Task brief ::
Read the records below and copy each line that contains "comments".

Data provided ::
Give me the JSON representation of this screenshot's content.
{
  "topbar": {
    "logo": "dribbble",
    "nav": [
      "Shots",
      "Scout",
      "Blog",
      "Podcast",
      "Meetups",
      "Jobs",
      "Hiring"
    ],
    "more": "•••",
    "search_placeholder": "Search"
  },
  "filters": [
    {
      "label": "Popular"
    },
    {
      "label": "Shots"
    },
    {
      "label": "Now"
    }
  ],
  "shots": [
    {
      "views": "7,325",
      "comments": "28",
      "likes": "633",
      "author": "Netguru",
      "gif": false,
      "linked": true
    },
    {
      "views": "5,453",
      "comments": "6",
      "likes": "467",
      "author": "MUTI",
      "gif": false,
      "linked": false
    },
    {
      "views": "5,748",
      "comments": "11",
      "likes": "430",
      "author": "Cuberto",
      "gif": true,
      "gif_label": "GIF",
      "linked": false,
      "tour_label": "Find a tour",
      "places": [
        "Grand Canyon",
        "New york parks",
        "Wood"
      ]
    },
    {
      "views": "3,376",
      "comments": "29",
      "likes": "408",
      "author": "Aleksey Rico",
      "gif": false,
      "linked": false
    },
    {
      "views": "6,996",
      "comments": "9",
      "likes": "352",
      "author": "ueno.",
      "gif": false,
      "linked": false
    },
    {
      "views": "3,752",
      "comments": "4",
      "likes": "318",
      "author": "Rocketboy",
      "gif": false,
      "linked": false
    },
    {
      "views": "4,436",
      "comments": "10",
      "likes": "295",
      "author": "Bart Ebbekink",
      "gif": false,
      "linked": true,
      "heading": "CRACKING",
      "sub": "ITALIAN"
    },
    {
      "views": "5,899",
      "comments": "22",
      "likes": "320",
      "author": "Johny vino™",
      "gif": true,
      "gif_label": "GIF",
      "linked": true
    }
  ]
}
--
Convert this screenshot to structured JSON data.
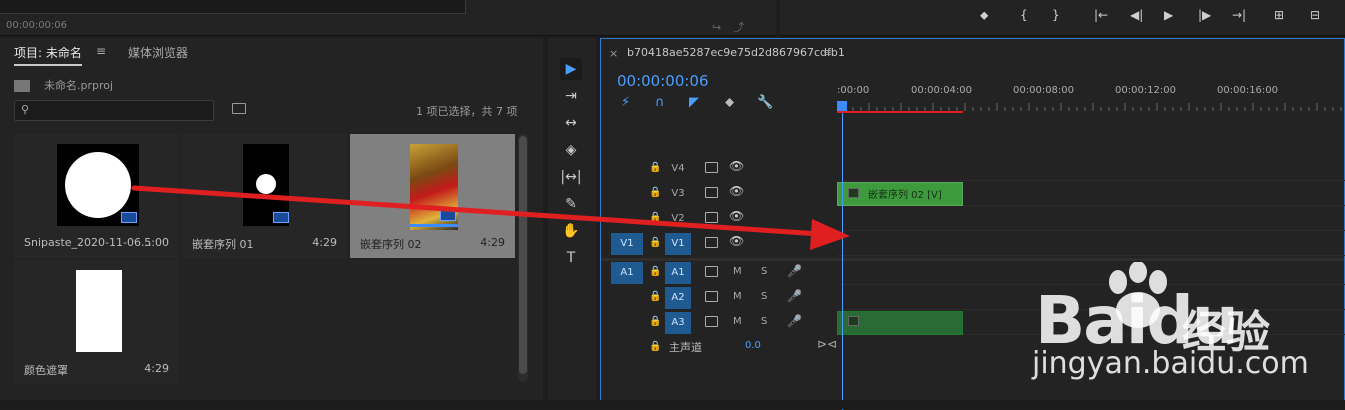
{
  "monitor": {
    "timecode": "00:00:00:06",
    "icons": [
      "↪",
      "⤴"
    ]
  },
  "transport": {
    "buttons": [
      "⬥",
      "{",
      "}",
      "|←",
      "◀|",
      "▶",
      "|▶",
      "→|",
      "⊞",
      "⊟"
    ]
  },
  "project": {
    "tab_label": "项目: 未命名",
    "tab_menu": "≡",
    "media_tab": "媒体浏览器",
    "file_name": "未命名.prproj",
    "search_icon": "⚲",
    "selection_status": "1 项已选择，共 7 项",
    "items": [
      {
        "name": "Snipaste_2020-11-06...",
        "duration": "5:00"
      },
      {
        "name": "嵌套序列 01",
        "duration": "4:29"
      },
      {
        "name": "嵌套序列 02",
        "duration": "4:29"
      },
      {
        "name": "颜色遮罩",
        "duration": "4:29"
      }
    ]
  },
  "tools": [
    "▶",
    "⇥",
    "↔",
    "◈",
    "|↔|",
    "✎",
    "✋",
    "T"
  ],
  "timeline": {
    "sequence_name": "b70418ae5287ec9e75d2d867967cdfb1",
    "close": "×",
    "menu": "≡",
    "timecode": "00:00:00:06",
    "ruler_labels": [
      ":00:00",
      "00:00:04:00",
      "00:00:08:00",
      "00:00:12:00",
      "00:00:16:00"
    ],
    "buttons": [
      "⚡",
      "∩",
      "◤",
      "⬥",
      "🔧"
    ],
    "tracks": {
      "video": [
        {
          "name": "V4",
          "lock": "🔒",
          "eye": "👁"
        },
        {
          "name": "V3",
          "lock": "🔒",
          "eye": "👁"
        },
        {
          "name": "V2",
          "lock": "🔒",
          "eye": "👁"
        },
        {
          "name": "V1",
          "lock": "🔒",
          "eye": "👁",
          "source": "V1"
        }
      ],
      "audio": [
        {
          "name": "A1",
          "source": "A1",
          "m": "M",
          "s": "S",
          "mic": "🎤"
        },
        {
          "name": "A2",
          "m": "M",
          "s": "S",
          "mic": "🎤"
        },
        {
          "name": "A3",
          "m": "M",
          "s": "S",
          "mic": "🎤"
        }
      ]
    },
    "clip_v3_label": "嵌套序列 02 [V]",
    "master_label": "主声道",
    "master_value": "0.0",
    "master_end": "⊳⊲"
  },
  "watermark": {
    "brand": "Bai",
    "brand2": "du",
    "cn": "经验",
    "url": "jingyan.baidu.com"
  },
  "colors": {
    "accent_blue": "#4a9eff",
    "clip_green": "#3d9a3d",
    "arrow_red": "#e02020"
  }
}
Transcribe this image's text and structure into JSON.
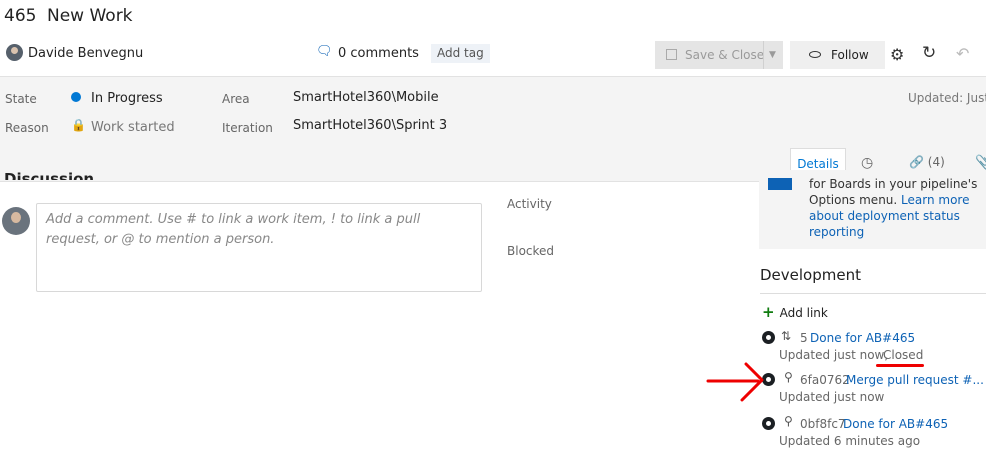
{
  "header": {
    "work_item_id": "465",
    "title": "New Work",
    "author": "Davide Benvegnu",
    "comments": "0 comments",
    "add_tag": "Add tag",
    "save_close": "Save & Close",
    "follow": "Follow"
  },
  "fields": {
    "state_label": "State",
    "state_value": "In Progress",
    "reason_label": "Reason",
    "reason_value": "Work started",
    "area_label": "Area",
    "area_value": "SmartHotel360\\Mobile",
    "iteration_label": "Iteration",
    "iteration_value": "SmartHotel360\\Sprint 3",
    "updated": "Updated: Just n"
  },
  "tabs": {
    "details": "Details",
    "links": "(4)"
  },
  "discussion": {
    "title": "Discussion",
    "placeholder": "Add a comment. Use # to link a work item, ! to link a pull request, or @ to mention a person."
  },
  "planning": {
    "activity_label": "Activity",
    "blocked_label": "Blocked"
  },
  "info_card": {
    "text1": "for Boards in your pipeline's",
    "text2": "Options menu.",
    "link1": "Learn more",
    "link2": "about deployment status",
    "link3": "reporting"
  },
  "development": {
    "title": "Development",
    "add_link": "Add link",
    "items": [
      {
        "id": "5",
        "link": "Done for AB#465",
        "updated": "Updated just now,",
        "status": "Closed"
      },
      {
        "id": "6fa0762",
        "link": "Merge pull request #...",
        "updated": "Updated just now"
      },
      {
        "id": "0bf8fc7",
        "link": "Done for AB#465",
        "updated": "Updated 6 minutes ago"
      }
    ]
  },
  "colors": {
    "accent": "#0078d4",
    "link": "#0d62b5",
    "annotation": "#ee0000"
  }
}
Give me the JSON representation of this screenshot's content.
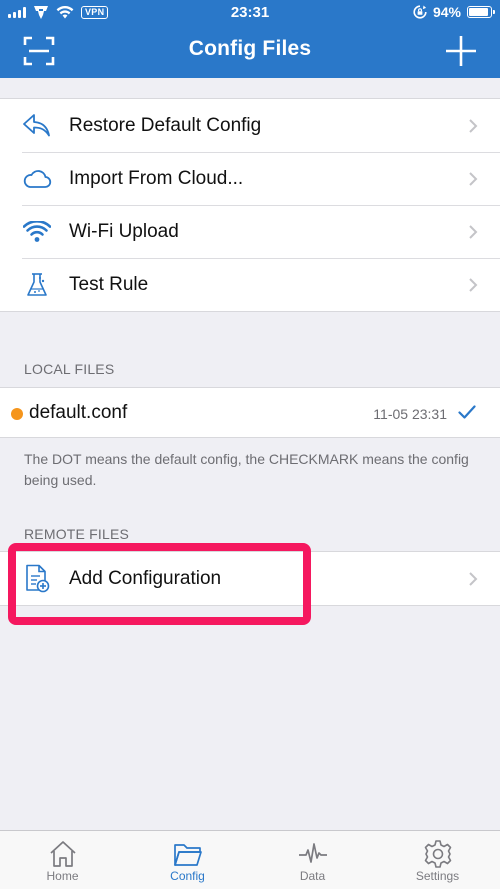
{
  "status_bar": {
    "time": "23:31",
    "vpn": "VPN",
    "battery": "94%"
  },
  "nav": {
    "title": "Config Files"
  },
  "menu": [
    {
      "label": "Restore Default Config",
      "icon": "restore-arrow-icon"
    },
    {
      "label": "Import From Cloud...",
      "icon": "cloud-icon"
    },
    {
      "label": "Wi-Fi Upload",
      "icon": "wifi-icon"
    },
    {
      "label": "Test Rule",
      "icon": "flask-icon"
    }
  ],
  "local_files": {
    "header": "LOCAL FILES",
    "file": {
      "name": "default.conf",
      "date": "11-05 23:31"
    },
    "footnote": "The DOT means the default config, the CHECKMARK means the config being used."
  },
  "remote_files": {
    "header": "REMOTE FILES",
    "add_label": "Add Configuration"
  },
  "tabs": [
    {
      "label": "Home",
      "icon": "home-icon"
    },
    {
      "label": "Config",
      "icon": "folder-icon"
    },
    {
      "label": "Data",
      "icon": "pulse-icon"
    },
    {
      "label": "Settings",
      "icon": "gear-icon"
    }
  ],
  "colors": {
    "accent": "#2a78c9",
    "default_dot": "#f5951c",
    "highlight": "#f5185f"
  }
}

In response ::
      "comments": "28",
      "comments": "6",
      "comments": "11",
      "comments": "29",
      "comments": "9",
      "comments": "4",
      "comments": "10",
      "comments": "22",
    "comments": "0 comments",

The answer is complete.